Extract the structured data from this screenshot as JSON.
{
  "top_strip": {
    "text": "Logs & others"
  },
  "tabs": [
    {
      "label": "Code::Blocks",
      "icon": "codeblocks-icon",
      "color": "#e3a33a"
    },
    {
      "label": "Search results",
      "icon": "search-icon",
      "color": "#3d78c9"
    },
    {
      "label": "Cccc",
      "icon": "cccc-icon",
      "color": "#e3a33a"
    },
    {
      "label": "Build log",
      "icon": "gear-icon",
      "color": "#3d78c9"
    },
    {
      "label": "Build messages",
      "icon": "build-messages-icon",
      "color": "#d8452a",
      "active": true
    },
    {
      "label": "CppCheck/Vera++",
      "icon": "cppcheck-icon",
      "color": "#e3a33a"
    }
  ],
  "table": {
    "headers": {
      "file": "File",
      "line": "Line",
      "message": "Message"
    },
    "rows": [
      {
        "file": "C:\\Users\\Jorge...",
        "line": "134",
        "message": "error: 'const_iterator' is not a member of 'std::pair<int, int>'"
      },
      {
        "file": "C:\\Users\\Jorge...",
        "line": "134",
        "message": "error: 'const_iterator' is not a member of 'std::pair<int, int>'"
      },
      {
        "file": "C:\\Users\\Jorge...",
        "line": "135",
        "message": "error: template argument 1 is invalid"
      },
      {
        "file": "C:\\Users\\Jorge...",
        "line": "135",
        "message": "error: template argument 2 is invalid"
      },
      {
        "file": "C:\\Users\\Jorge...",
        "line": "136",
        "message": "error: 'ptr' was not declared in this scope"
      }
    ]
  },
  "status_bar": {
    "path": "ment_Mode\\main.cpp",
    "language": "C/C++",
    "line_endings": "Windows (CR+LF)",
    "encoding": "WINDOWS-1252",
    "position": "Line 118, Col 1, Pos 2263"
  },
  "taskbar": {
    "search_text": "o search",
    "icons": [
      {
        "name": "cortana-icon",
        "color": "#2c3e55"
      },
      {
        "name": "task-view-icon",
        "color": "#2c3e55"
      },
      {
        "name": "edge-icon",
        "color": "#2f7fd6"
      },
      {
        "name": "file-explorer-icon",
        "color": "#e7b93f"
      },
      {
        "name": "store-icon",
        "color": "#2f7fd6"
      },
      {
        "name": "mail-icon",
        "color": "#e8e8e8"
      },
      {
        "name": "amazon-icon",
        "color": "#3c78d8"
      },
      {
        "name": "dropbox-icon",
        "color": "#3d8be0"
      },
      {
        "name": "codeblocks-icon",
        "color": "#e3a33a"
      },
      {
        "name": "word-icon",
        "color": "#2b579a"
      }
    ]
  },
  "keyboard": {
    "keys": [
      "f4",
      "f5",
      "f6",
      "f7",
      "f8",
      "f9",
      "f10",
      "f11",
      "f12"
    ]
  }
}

═══

What you are asked to do:
Which lines of the material contain the string "codeblocks"? List each of them.

Response for this exercise:
      "icon": "codeblocks-icon",
        "name": "codeblocks-icon",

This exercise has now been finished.